Entries taken from a collection
*****

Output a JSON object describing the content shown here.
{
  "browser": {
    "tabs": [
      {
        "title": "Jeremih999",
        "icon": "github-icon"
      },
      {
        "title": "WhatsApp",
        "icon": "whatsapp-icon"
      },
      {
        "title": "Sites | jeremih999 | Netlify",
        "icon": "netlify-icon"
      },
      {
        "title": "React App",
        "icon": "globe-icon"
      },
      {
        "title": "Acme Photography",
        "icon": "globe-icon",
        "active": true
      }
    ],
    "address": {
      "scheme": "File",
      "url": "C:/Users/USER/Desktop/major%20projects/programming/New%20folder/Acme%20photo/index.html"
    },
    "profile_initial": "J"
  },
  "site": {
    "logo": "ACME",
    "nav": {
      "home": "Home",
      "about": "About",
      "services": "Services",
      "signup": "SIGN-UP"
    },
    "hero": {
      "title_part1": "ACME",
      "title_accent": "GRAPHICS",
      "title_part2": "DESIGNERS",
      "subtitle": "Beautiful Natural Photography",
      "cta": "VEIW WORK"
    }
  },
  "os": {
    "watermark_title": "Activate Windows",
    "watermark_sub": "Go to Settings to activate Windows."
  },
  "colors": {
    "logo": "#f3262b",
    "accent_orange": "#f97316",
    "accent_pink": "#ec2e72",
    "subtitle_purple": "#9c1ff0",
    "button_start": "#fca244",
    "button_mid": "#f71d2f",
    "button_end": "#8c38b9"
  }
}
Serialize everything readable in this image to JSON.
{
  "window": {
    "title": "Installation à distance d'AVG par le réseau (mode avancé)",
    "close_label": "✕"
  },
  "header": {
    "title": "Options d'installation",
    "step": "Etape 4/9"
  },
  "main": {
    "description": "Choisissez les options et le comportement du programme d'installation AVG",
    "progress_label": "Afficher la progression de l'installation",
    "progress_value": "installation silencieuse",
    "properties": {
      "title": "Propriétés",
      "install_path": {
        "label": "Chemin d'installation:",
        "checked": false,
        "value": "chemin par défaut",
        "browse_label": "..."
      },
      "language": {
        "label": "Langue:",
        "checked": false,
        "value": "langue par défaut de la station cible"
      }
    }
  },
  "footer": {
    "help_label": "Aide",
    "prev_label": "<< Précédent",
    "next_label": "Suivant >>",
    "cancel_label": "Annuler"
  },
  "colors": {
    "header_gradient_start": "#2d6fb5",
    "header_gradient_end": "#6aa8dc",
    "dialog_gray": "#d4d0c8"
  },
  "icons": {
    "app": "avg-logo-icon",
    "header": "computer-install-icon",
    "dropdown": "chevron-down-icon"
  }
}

*****

Aim: Find the string "défaut" in the records, then copy each line where it occurs.

Expected answer:
        "value": "chemin par défaut",
        "value": "langue par défaut de la station cible"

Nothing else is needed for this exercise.